Gather all lines in the entries that include the word "средства".

"""

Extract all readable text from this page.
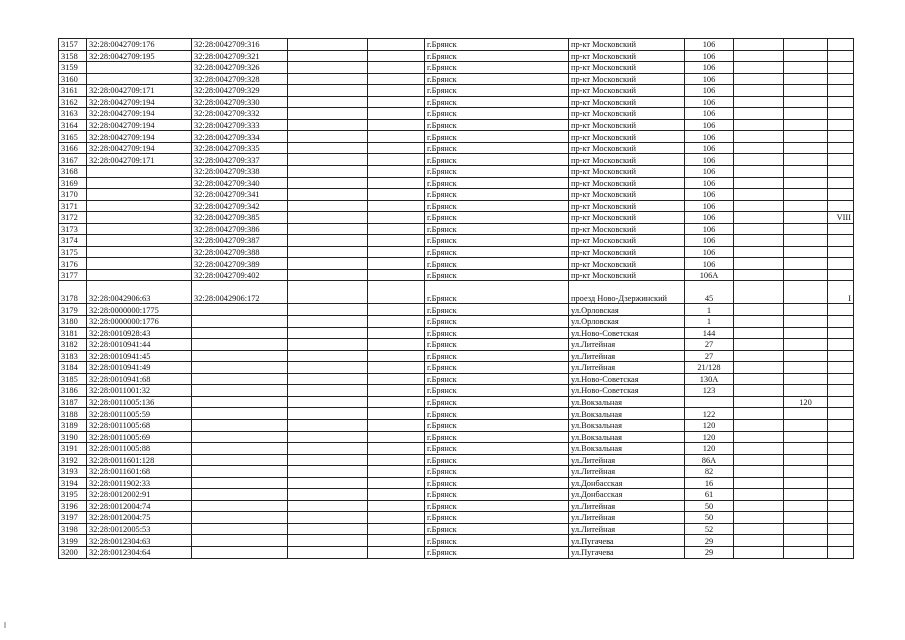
3157	32:28:0042709:176	32:28:0042709:316			г.Брянск	пр-кт Московский	106			
3158	32:28:0042709:195	32:28:0042709:321			г.Брянск	пр-кт Московский	106			
3159		32:28:0042709:326			г.Брянск	пр-кт Московский	106			
3160		32:28:0042709:328			г.Брянск	пр-кт Московский	106			
3161	32:28:0042709:171	32:28:0042709:329			г.Брянск	пр-кт Московский	106			
3162	32:28:0042709:194	32:28:0042709:330			г.Брянск	пр-кт Московский	106			
3163	32:28:0042709:194	32:28:0042709:332			г.Брянск	пр-кт Московский	106			
3164	32:28:0042709:194	32:28:0042709:333			г.Брянск	пр-кт Московский	106			
3165	32:28:0042709:194	32:28:0042709:334			г.Брянск	пр-кт Московский	106			
3166	32:28:0042709:194	32:28:0042709:335			г.Брянск	пр-кт Московский	106			
3167	32:28:0042709:171	32:28:0042709:337			г.Брянск	пр-кт Московский	106			
3168		32:28:0042709:338			г.Брянск	пр-кт Московский	106			
3169		32:28:0042709:340			г.Брянск	пр-кт Московский	106			
3170		32:28:0042709:341			г.Брянск	пр-кт Московский	106			
3171		32:28:0042709:342			г.Брянск	пр-кт Московский	106			
3172		32:28:0042709:385			г.Брянск	пр-кт Московский	106			VIII
3173		32:28:0042709:386			г.Брянск	пр-кт Московский	106			
3174		32:28:0042709:387			г.Брянск	пр-кт Московский	106			
3175		32:28:0042709:388			г.Брянск	пр-кт Московский	106			
3176		32:28:0042709:389			г.Брянск	пр-кт Московский	106			
3177		32:28:0042709:402			г.Брянск	пр-кт Московский	106А			
3178	32:28:0042906:63	32:28:0042906:172			г.Брянск	проезд Ново-Дзержинский	45			I
3179	32:28:0000000:1775				г.Брянск	ул.Орловская	1			
3180	32:28:0000000:1776				г.Брянск	ул.Орловская	1			
3181	32:28:0010928:43				г.Брянск	ул.Ново-Советская	144			
3182	32:28:0010941:44				г.Брянск	ул.Литейная	27			
3183	32:28:0010941:45				г.Брянск	ул.Литейная	27			
3184	32:28:0010941:49				г.Брянск	ул.Литейная	21/128			
3185	32:28:0010941:68				г.Брянск	ул.Ново-Советская	130А			
3186	32:28:0011001:32				г.Брянск	ул.Ново-Советская	123			
3187	32:28:0011005:136				г.Брянск	ул.Вокзальная			120	
3188	32:28:0011005:59				г.Брянск	ул.Вокзальная	122			
3189	32:28:0011005:68				г.Брянск	ул.Вокзальная	120			
3190	32:28:0011005:69				г.Брянск	ул.Вокзальная	120			
3191	32:28:0011005:88				г.Брянск	ул.Вокзальная	120			
3192	32:28:0011601:128				г.Брянск	ул.Литейная	86А			
3193	32:28:0011601:68				г.Брянск	ул.Литейная	82			
3194	32:28:0011902:33				г.Брянск	ул.Донбасская	16			
3195	32:28:0012002:91				г.Брянск	ул.Донбасская	61			
3196	32:28:0012004:74				г.Брянск	ул.Литейная	50			
3197	32:28:0012004:75				г.Брянск	ул.Литейная	50			
3198	32:28:0012005:53				г.Брянск	ул.Литейная	52			
3199	32:28:0012304:63				г.Брянск	ул.Пугачева	29			
3200	32:28:0012304:64				г.Брянск	ул.Пугачева	29			
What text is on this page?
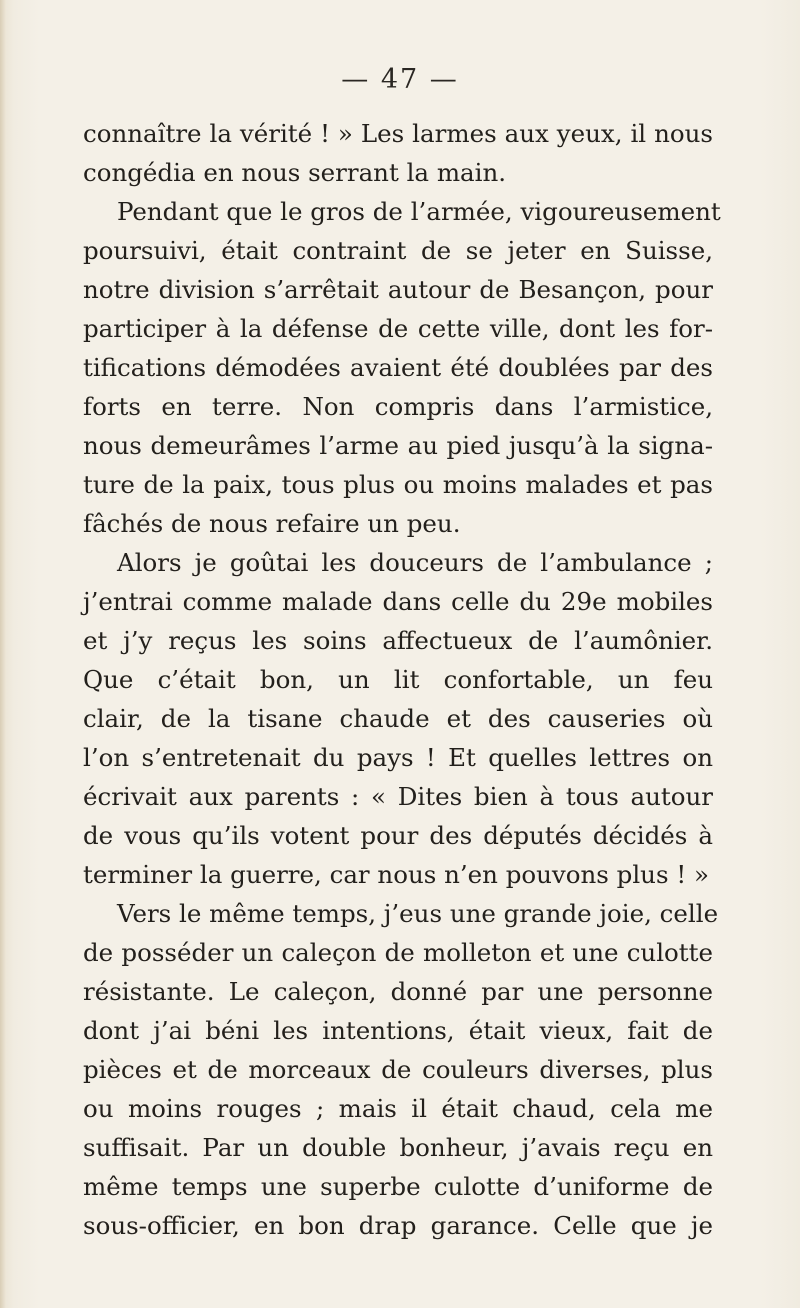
— 47 —
connaître la vérité ! » Les larmes aux yeux, il nous
congédia en nous serrant la main.
Pendant que le gros de l’armée, vigoureusement
poursuivi, était contraint de se jeter en Suisse,
notre division s’arrêtait autour de Besançon, pour
participer à la défense de cette ville, dont les for-
tifications démodées avaient été doublées par des
forts en terre. Non compris dans l’armistice,
nous demeurâmes l’arme au pied jusqu’à la signa-
ture de la paix, tous plus ou moins malades et pas
fâchés de nous refaire un peu.
Alors je goûtai les douceurs de l’ambulance ;
j’entrai comme malade dans celle du 29e mobiles
et j’y reçus les soins affectueux de l’aumônier.
Que c’était bon, un lit confortable, un feu
clair, de la tisane chaude et des causeries où
l’on s’entretenait du pays ! Et quelles lettres on
écrivait aux parents : « Dites bien à tous autour
de vous qu’ils votent pour des députés décidés à
terminer la guerre, car nous n’en pouvons plus ! »
Vers le même temps, j’eus une grande joie, celle
de posséder un caleçon de molleton et une culotte
résistante. Le caleçon, donné par une personne
dont j’ai béni les intentions, était vieux, fait de
pièces et de morceaux de couleurs diverses, plus
ou moins rouges ; mais il était chaud, cela me
suffisait. Par un double bonheur, j’avais reçu en
même temps une superbe culotte d’uniforme de
sous-officier, en bon drap garance. Celle que je
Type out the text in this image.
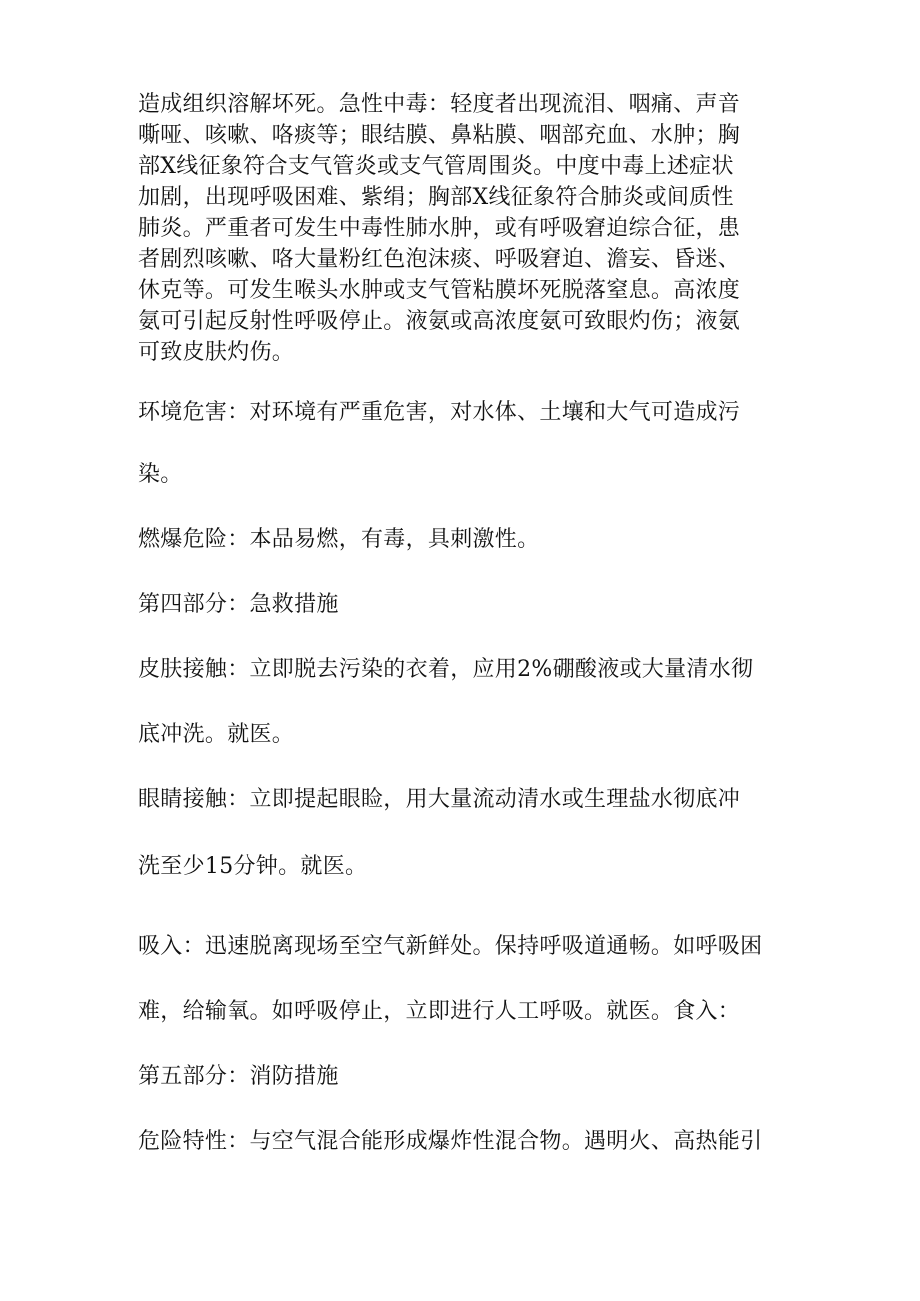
造成组织溶解坏死。急性中毒：轻度者出现流泪、咽痛、声音
嘶哑、咳嗽、咯痰等；眼结膜、鼻粘膜、咽部充血、水肿；胸
部X线征象符合支气管炎或支气管周围炎。中度中毒上述症状
加剧，出现呼吸困难、紫绢；胸部X线征象符合肺炎或间质性
肺炎。严重者可发生中毒性肺水肿，或有呼吸窘迫综合征，患
者剧烈咳嗽、咯大量粉红色泡沫痰、呼吸窘迫、澹妄、昏迷、
休克等。可发生喉头水肿或支气管粘膜坏死脱落窒息。高浓度
氨可引起反射性呼吸停止。液氨或高浓度氨可致眼灼伤；液氨
可致皮肤灼伤。
环境危害：对环境有严重危害，对水体、土壤和大气可造成污
染。
燃爆危险：本品易燃，有毒，具刺激性。
第四部分：急救措施
皮肤接触：立即脱去污染的衣着，应用2%硼酸液或大量清水彻
底冲洗。就医。
眼睛接触：立即提起眼睑，用大量流动清水或生理盐水彻底冲
洗至少15分钟。就医。
吸入：迅速脱离现场至空气新鲜处。保持呼吸道通畅。如呼吸困
难，给输氧。如呼吸停止，立即进行人工呼吸。就医。食入：
第五部分：消防措施
危险特性：与空气混合能形成爆炸性混合物。遇明火、高热能引
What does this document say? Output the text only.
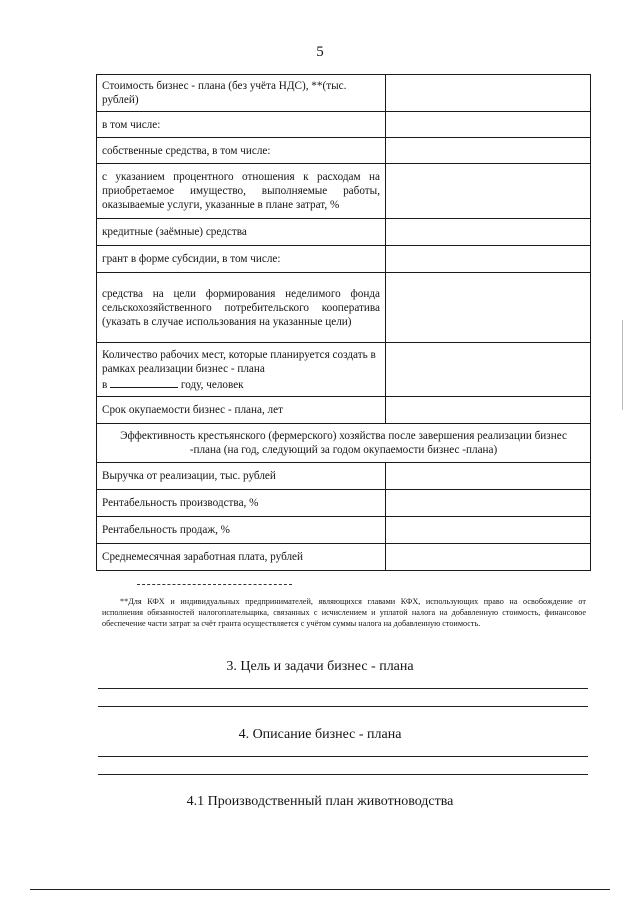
5
Стоимость бизнес - плана (без учёта НДС), **(тыс. рублей)	
в том числе:	
собственные средства, в том числе:	
с указанием процентного отношения к расходам на приобретаемое имущество, выполняемые работы, оказываемые услуги, указанные в плане затрат, %	
кредитные (заёмные) средства	
грант в форме субсидии, в том числе:	
средства на цели формирования неделимого фонда сельскохозяйственного потребительского кооператива (указать в случае использования на указанные цели)	
Количество рабочих мест, которые планируется создать в рамках реализации бизнес - плана
в году, человек	
Срок окупаемости бизнес - плана, лет	
Эффективность крестьянского (фермерского) хозяйства после завершения реализации бизнес -плана (на год, следующий за годом окупаемости бизнес -плана)	
Выручка от реализации, тыс. рублей	
Рентабельность производства, %	
Рентабельность продаж, %	
Среднемесячная заработная плата, рублей	
**Для КФХ и индивидуальных предпринимателей, являющихся главами КФХ, использующих право на освобождение от исполнения обязанностей налогоплательщика, связанных с исчислением и уплатой налога на добавленную стоимость, финансовое обеспечение части затрат за счёт гранта осуществляется с учётом суммы налога на добавленную стоимость.
3. Цель и задачи бизнес - плана
4. Описание бизнес - плана
4.1 Производственный план животноводства
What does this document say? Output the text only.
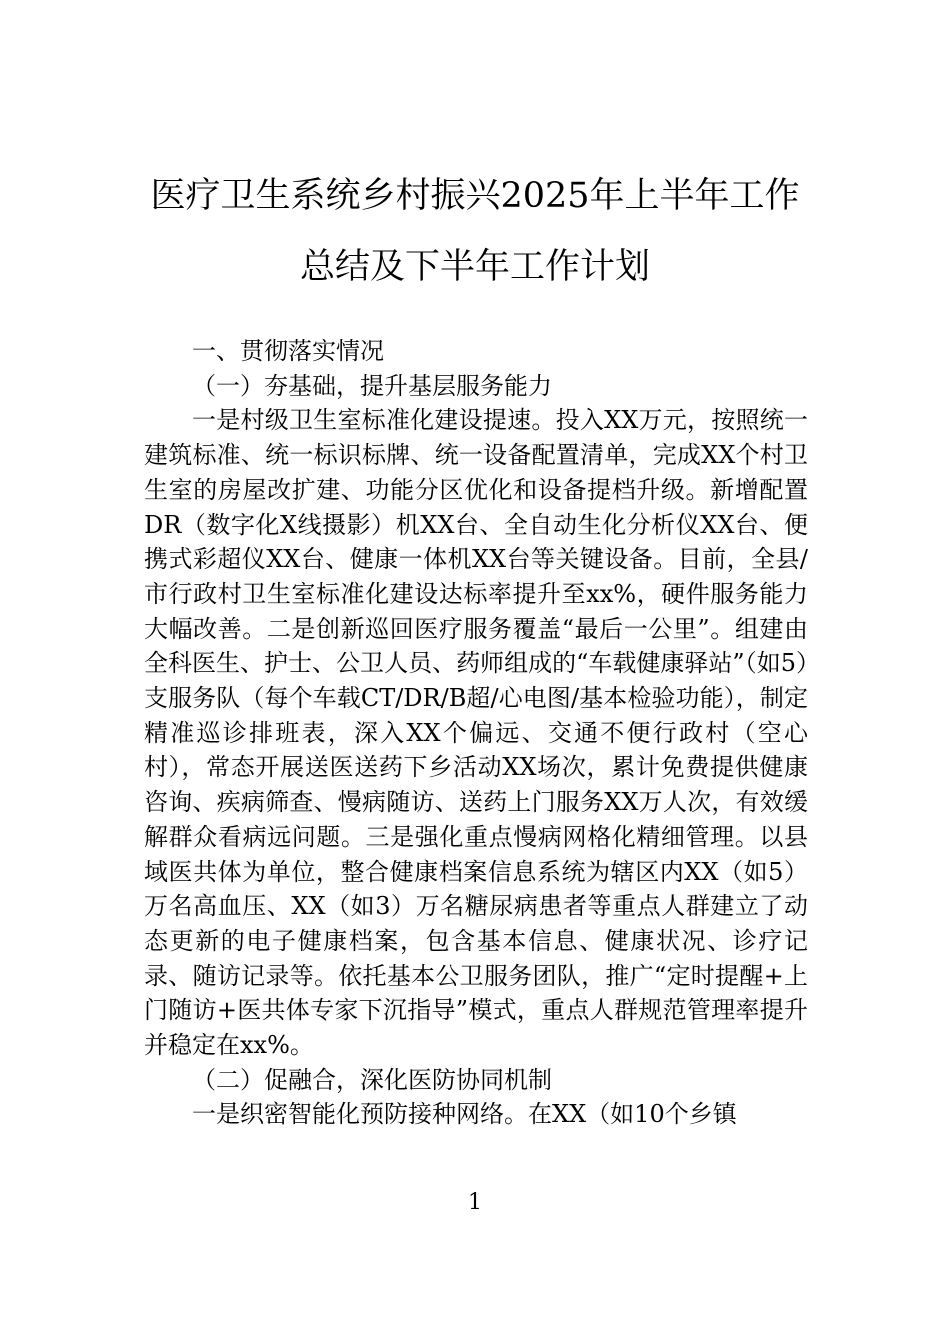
医疗卫生系统乡村振兴2025年上半年工作
总结及下半年工作计划

一、贯彻落实情况

（一）夯基础，提升基层服务能力

一是村级卫生室标准化建设提速。投入XX万元，按照统一建筑标准、统一标识标牌、统一设备配置清单，完成XX个村卫生室的房屋改扩建、功能分区优化和设备提档升级。新增配置DR（数字化X线摄影）机XX台、全自动生化分析仪XX台、便携式彩超仪XX台、健康一体机XX台等关键设备。目前，全县/市行政村卫生室标准化建设达标率提升至xx%，硬件服务能力大幅改善。二是创新巡回医疗服务覆盖“最后一公里”。组建由全科医生、护士、公卫人员、药师组成的“车载健康驿站”（如5）支服务队（每个车载CT/DR/B超/心电图/基本检验功能），制定精准巡诊排班表，深入XX个偏远、交通不便行政村（空心村），常态开展送医送药下乡活动XX场次，累计免费提供健康咨询、疾病筛查、慢病随访、送药上门服务XX万人次，有效缓解群众看病远问题。三是强化重点慢病网格化精细管理。以县域医共体为单位，整合健康档案信息系统为辖区内XX（如5）万名高血压、XX（如3）万名糖尿病患者等重点人群建立了动态更新的电子健康档案，包含基本信息、健康状况、诊疗记录、随访记录等。依托基本公卫服务团队，推广“定时提醒+上门随访+医共体专家下沉指导”模式，重点人群规范管理率提升并稳定在xx%。

（二）促融合，深化医防协同机制

一是织密智能化预防接种网络。在XX（如10个乡镇

1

"""

#### Solution for this problem
собственные средства, в том числе:	
кредитные (заёмные) средства	
средства на цели формирования неделимого фонда сельскохозяйственного потребительского кооператива (указать в случае использования на указанные цели)	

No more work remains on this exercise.